Sort through the entries below and pull out lines containing the word "organisointi".

• **INFORMATION GIVEN**:
** BEGIN **

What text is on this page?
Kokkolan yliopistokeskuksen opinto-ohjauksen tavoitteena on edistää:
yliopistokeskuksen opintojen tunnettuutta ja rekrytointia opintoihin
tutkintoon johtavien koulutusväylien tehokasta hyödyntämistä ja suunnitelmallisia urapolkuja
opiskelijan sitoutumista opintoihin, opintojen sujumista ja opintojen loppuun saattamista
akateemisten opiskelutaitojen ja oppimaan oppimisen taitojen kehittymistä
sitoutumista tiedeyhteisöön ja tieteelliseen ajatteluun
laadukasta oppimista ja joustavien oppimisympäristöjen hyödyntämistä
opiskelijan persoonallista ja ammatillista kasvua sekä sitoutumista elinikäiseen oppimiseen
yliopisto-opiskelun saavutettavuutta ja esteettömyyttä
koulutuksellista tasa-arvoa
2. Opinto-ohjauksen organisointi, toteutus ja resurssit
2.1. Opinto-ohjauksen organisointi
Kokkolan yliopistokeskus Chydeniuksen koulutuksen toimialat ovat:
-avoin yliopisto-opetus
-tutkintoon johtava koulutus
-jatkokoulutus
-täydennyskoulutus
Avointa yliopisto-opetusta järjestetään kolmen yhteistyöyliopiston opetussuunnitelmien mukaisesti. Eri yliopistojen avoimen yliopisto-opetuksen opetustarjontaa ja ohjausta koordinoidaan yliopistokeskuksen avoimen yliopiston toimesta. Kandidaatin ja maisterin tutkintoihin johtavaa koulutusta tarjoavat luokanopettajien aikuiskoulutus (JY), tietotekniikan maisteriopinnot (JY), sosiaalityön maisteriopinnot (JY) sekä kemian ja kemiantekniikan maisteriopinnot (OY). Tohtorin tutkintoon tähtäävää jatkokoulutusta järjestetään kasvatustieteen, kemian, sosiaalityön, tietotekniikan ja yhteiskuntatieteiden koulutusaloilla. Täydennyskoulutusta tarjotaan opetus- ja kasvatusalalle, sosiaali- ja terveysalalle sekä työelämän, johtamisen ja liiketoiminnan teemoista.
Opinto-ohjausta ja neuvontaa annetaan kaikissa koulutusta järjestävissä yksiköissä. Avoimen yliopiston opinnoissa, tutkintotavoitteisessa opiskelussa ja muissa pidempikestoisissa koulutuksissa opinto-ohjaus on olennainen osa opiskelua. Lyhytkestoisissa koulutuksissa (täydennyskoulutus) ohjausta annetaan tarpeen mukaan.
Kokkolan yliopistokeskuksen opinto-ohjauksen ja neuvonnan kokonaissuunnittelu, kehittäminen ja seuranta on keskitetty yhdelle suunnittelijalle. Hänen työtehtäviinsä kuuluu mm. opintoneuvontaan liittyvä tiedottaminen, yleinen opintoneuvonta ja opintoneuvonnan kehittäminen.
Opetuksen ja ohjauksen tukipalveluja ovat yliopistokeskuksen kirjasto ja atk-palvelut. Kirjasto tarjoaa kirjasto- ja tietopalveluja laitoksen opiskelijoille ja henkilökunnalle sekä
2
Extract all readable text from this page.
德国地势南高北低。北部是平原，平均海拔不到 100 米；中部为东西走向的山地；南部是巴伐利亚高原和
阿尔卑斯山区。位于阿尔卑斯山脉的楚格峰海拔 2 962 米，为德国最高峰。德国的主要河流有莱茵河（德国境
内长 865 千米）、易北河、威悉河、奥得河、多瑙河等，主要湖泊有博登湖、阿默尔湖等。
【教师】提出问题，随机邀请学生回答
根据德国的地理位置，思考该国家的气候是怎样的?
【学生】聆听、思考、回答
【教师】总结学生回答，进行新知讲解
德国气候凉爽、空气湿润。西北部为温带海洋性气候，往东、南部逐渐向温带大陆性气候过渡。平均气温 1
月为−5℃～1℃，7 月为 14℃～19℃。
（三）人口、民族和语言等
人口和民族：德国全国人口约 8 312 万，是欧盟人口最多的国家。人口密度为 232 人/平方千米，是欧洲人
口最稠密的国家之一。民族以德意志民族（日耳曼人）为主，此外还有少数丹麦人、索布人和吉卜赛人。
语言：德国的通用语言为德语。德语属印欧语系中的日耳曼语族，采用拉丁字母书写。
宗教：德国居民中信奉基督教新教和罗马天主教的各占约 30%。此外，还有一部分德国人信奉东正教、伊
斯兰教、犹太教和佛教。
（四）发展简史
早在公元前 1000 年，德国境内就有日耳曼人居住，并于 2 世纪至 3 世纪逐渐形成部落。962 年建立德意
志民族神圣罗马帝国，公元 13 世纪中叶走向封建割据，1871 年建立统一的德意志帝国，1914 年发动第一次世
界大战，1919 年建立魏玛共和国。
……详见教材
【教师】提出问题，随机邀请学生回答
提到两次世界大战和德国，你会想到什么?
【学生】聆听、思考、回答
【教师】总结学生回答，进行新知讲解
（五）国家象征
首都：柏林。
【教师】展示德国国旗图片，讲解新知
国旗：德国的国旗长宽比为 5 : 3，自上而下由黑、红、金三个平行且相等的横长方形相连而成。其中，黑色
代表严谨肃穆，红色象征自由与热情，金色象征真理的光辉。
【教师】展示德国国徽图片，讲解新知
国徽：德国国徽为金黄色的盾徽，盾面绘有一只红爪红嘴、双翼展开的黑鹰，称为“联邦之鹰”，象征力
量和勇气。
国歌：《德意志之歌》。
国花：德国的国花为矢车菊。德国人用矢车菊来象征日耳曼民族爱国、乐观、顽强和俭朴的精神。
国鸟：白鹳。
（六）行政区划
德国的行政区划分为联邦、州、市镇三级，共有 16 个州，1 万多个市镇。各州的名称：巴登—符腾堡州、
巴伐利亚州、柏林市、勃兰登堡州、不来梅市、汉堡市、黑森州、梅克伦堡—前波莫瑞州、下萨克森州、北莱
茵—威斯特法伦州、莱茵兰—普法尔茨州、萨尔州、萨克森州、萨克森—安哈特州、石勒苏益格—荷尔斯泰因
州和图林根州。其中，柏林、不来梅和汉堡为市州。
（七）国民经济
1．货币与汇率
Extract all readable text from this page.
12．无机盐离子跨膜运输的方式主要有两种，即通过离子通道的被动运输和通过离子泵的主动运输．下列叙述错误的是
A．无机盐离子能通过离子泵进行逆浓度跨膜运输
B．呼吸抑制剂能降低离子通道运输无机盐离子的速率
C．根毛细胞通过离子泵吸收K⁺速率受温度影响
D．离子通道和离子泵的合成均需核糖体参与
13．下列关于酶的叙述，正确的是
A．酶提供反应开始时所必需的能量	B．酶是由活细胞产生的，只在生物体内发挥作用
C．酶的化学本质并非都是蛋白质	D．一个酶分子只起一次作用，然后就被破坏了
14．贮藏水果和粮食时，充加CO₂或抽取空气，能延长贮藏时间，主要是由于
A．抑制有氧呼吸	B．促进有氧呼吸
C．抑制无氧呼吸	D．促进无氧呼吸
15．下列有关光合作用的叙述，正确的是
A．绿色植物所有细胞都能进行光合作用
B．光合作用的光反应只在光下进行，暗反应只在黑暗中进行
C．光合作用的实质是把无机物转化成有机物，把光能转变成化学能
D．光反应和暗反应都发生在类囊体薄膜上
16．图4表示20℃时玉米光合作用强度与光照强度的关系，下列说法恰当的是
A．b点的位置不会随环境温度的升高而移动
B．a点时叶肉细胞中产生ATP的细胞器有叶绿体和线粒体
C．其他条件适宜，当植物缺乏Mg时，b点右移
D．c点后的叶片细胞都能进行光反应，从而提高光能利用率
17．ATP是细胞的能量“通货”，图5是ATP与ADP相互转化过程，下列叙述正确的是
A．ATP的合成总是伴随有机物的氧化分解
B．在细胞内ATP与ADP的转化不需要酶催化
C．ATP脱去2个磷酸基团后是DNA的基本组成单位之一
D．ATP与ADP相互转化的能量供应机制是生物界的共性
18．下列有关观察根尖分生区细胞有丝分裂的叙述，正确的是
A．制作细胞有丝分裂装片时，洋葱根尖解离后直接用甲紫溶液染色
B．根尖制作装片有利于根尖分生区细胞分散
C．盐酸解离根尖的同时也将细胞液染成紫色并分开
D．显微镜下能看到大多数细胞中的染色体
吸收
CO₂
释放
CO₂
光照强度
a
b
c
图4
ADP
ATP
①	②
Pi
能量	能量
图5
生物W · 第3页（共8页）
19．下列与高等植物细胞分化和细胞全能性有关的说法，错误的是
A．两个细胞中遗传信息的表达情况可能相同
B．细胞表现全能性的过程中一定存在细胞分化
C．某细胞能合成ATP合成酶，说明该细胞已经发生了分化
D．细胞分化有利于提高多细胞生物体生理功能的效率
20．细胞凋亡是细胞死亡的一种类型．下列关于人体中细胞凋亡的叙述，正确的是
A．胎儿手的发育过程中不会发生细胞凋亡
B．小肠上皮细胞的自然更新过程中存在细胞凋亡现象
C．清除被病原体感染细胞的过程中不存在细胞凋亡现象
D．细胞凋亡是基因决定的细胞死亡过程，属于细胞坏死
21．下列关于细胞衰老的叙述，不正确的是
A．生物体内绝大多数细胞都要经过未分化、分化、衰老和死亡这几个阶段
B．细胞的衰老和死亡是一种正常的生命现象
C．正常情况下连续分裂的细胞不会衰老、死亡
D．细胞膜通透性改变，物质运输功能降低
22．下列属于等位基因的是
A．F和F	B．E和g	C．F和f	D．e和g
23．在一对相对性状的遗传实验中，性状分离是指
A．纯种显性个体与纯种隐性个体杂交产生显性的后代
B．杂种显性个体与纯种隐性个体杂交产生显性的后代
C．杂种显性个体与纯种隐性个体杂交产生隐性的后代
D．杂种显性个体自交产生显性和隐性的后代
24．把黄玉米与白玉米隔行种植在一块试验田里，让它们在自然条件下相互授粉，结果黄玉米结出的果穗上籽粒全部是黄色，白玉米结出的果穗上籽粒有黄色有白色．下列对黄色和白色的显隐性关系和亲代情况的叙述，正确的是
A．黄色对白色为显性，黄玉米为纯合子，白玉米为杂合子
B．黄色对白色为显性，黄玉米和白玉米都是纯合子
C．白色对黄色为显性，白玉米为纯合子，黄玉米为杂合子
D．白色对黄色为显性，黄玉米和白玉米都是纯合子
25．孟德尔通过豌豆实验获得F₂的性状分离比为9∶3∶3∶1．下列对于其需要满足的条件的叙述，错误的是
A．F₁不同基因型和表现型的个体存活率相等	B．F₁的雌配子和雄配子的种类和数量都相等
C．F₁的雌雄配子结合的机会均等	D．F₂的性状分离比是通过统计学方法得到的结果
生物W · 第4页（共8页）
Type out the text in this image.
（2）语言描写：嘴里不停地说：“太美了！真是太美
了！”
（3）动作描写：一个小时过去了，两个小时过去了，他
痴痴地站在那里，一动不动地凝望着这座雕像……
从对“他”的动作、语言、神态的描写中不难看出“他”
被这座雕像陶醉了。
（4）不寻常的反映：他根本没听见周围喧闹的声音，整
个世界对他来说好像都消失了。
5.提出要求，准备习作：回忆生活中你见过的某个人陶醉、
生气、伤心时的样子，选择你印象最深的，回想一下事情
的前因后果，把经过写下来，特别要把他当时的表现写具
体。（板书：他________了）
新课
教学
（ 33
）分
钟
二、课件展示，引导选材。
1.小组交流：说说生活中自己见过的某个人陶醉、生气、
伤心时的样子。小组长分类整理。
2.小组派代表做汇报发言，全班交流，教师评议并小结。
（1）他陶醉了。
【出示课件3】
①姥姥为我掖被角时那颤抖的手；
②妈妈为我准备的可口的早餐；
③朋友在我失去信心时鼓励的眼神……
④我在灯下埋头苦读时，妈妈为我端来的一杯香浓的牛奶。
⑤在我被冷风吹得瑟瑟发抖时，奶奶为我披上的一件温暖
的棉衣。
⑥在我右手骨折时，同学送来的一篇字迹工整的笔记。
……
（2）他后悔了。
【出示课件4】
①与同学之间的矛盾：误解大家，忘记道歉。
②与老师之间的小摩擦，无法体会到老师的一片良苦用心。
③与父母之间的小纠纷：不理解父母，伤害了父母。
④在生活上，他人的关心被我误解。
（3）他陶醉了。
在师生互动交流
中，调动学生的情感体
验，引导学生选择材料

** END **

• **OUTPUT FOR THIS EXERCISE**:
2. Opinto-ohjauksen organisointi, toteutus ja resurssit
2.1. Opinto-ohjauksen organisointi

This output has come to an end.